Write out word for word each line from the one containing "Extract the structured" through the close of the listing, including both ends. Pictures do not belong in the copy.
┄┄┄┄┄┄┄┄┄┄
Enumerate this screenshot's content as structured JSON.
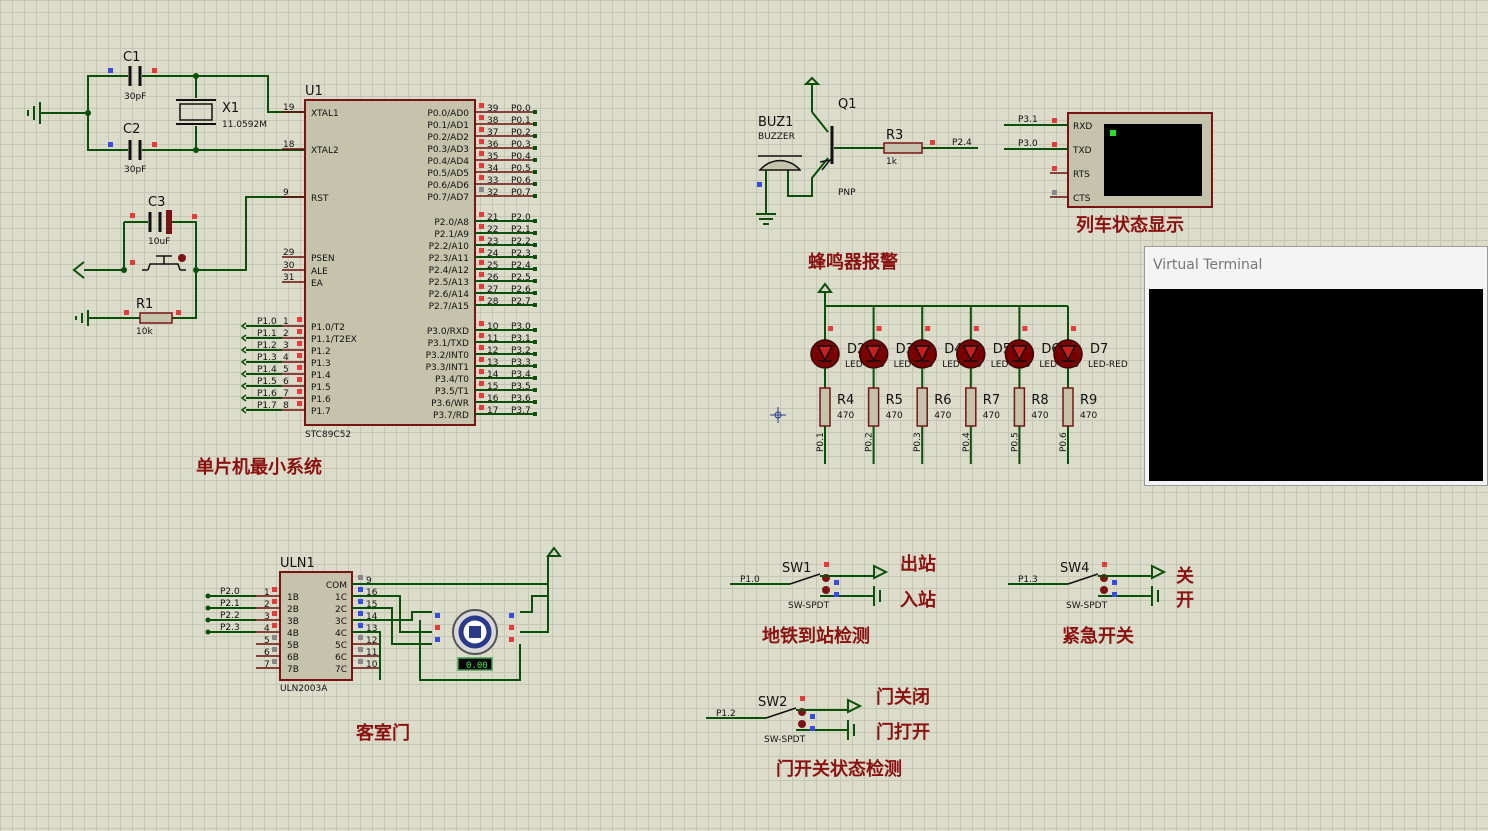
{
  "sections": {
    "mcu": "单片机最小系统",
    "buzzer": "蜂鸣器报警",
    "terminal": "列车状态显示",
    "door_motor": "客室门",
    "metro": "地铁到站检测",
    "emergency": "紧急开关",
    "door_state": "门开关状态检测"
  },
  "notes": {
    "sw1_a": "出站",
    "sw1_b": "入站",
    "sw4_a": "关",
    "sw4_b": "开",
    "sw2_a": "门关闭",
    "sw2_b": "门打开"
  },
  "mcu": {
    "ref": "U1",
    "part": "STC89C52",
    "left_pins": [
      {
        "num": "19",
        "name": "XTAL1"
      },
      {
        "num": "18",
        "name": "XTAL2"
      },
      {
        "num": "9",
        "name": "RST"
      },
      {
        "num": "29",
        "name": "PSEN"
      },
      {
        "num": "30",
        "name": "ALE"
      },
      {
        "num": "31",
        "name": "EA"
      },
      {
        "num": "1",
        "name": "P1.0/T2"
      },
      {
        "num": "2",
        "name": "P1.1/T2EX"
      },
      {
        "num": "3",
        "name": "P1.2"
      },
      {
        "num": "4",
        "name": "P1.3"
      },
      {
        "num": "5",
        "name": "P1.4"
      },
      {
        "num": "6",
        "name": "P1.5"
      },
      {
        "num": "7",
        "name": "P1.6"
      },
      {
        "num": "8",
        "name": "P1.7"
      }
    ],
    "left_nets": [
      "P1.0",
      "P1.1",
      "P1.2",
      "P1.3",
      "P1.4",
      "P1.5",
      "P1.6",
      "P1.7"
    ],
    "right_pins": [
      {
        "num": "39",
        "name": "P0.0/AD0",
        "net": "P0.0"
      },
      {
        "num": "38",
        "name": "P0.1/AD1",
        "net": "P0.1"
      },
      {
        "num": "37",
        "name": "P0.2/AD2",
        "net": "P0.2"
      },
      {
        "num": "36",
        "name": "P0.3/AD3",
        "net": "P0.3"
      },
      {
        "num": "35",
        "name": "P0.4/AD4",
        "net": "P0.4"
      },
      {
        "num": "34",
        "name": "P0.5/AD5",
        "net": "P0.5"
      },
      {
        "num": "33",
        "name": "P0.6/AD6",
        "net": "P0.6"
      },
      {
        "num": "32",
        "name": "P0.7/AD7",
        "net": "P0.7"
      },
      {
        "num": "21",
        "name": "P2.0/A8",
        "net": "P2.0"
      },
      {
        "num": "22",
        "name": "P2.1/A9",
        "net": "P2.1"
      },
      {
        "num": "23",
        "name": "P2.2/A10",
        "net": "P2.2"
      },
      {
        "num": "24",
        "name": "P2.3/A11",
        "net": "P2.3"
      },
      {
        "num": "25",
        "name": "P2.4/A12",
        "net": "P2.4"
      },
      {
        "num": "26",
        "name": "P2.5/A13",
        "net": "P2.5"
      },
      {
        "num": "27",
        "name": "P2.6/A14",
        "net": "P2.6"
      },
      {
        "num": "28",
        "name": "P2.7/A15",
        "net": "P2.7"
      },
      {
        "num": "10",
        "name": "P3.0/RXD",
        "net": "P3.0"
      },
      {
        "num": "11",
        "name": "P3.1/TXD",
        "net": "P3.1"
      },
      {
        "num": "12",
        "name": "P3.2/INT0",
        "net": "P3.2"
      },
      {
        "num": "13",
        "name": "P3.3/INT1",
        "net": "P3.3"
      },
      {
        "num": "14",
        "name": "P3.4/T0",
        "net": "P3.4"
      },
      {
        "num": "15",
        "name": "P3.5/T1",
        "net": "P3.5"
      },
      {
        "num": "16",
        "name": "P3.6/WR",
        "net": "P3.6"
      },
      {
        "num": "17",
        "name": "P3.7/RD",
        "net": "P3.7"
      }
    ]
  },
  "osc": {
    "c1": {
      "ref": "C1",
      "value": "30pF"
    },
    "c2": {
      "ref": "C2",
      "value": "30pF"
    },
    "x1": {
      "ref": "X1",
      "value": "11.0592M"
    },
    "c3": {
      "ref": "C3",
      "value": "10uF"
    },
    "r1": {
      "ref": "R1",
      "value": "10k"
    }
  },
  "buzzer": {
    "buz": {
      "ref": "BUZ1",
      "part": "BUZZER"
    },
    "q1": {
      "ref": "Q1",
      "part": "PNP"
    },
    "r3": {
      "ref": "R3",
      "value": "1k"
    },
    "net": "P2.4"
  },
  "terminal": {
    "pins": [
      "RXD",
      "TXD",
      "RTS",
      "CTS"
    ],
    "nets": [
      "P3.1",
      "P3.0"
    ]
  },
  "leds": [
    {
      "ref": "D2",
      "part": "LED-RED",
      "r": "R4",
      "rv": "470",
      "net": "P0.1"
    },
    {
      "ref": "D3",
      "part": "LED-RED",
      "r": "R5",
      "rv": "470",
      "net": "P0.2"
    },
    {
      "ref": "D4",
      "part": "LED-RED",
      "r": "R6",
      "rv": "470",
      "net": "P0.3"
    },
    {
      "ref": "D5",
      "part": "LED-RED",
      "r": "R7",
      "rv": "470",
      "net": "P0.4"
    },
    {
      "ref": "D6",
      "part": "LED-RED",
      "r": "R8",
      "rv": "470",
      "net": "P0.5"
    },
    {
      "ref": "D7",
      "part": "LED-RED",
      "r": "R9",
      "rv": "470",
      "net": "P0.6"
    }
  ],
  "uln": {
    "ref": "ULN1",
    "part": "ULN2003A",
    "in_pins": [
      {
        "num": "1",
        "name": "1B",
        "net": "P2.0"
      },
      {
        "num": "2",
        "name": "2B",
        "net": "P2.1"
      },
      {
        "num": "3",
        "name": "3B",
        "net": "P2.2"
      },
      {
        "num": "4",
        "name": "4B",
        "net": "P2.3"
      },
      {
        "num": "5",
        "name": "5B",
        "net": ""
      },
      {
        "num": "6",
        "name": "6B",
        "net": ""
      },
      {
        "num": "7",
        "name": "7B",
        "net": ""
      }
    ],
    "out_pins": [
      {
        "num": "9",
        "name": "COM"
      },
      {
        "num": "16",
        "name": "1C"
      },
      {
        "num": "15",
        "name": "2C"
      },
      {
        "num": "14",
        "name": "3C"
      },
      {
        "num": "13",
        "name": "4C"
      },
      {
        "num": "12",
        "name": "5C"
      },
      {
        "num": "11",
        "name": "6C"
      },
      {
        "num": "10",
        "name": "7C"
      }
    ],
    "motor_readout": "0.00"
  },
  "switches": {
    "sw1": {
      "ref": "SW1",
      "part": "SW-SPDT",
      "net": "P1.0"
    },
    "sw4": {
      "ref": "SW4",
      "part": "SW-SPDT",
      "net": "P1.3"
    },
    "sw2": {
      "ref": "SW2",
      "part": "SW-SPDT",
      "net": "P1.2"
    }
  },
  "virtual_terminal": {
    "title": "Virtual Terminal"
  },
  "colors": {
    "wire": "#0a4f0a",
    "component": "#7a1414",
    "label": "#8b1010",
    "background": "#dcdccb",
    "terminal": "#000000"
  }
}
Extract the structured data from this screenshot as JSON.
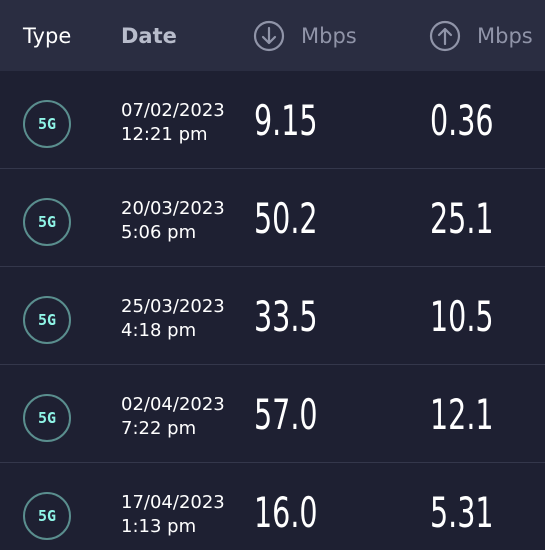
{
  "header": {
    "type_label": "Type",
    "date_label": "Date",
    "download_label": "Mbps",
    "download_icon": "arrow-down-circle-icon",
    "upload_label": "Mbps",
    "upload_icon": "arrow-up-circle-icon"
  },
  "colors": {
    "background": "#1e2032",
    "header_background": "#2a2d41",
    "badge_text": "#8ff4e6",
    "badge_border": "#5a8e8e"
  },
  "results": [
    {
      "type": "5G",
      "date": "07/02/2023",
      "time": "12:21 pm",
      "download": "9.15",
      "upload": "0.36"
    },
    {
      "type": "5G",
      "date": "20/03/2023",
      "time": "5:06 pm",
      "download": "50.2",
      "upload": "25.1"
    },
    {
      "type": "5G",
      "date": "25/03/2023",
      "time": "4:18 pm",
      "download": "33.5",
      "upload": "10.5"
    },
    {
      "type": "5G",
      "date": "02/04/2023",
      "time": "7:22 pm",
      "download": "57.0",
      "upload": "12.1"
    },
    {
      "type": "5G",
      "date": "17/04/2023",
      "time": "1:13 pm",
      "download": "16.0",
      "upload": "5.31"
    }
  ]
}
┄┄┄┄┄┄┄┄┄┄
• _Response below_
Extract the structured data from this screenshot as JSON.
{
  "header": {
    "type_label": "Type",
    "date_label": "Date",
    "download_label": "Mbps",
    "download_icon": "arrow-down-circle-icon",
    "upload_label": "Mbps",
    "upload_icon": "arrow-up-circle-icon"
  },
  "colors": {
    "background": "#1e2032",
    "header_background": "#2a2d41",
    "badge_text": "#8ff4e6",
    "badge_border": "#5a8e8e"
  },
  "results": [
    {
      "type": "5G",
      "date": "07/02/2023",
      "time": "12:21 pm",
      "download": "9.15",
      "upload": "0.36"
    },
    {
      "type": "5G",
      "date": "20/03/2023",
      "time": "5:06 pm",
      "download": "50.2",
      "upload": "25.1"
    },
    {
      "type": "5G",
      "date": "25/03/2023",
      "time": "4:18 pm",
      "download": "33.5",
      "upload": "10.5"
    },
    {
      "type": "5G",
      "date": "02/04/2023",
      "time": "7:22 pm",
      "download": "57.0",
      "upload": "12.1"
    },
    {
      "type": "5G",
      "date": "17/04/2023",
      "time": "1:13 pm",
      "download": "16.0",
      "upload": "5.31"
    }
  ]
}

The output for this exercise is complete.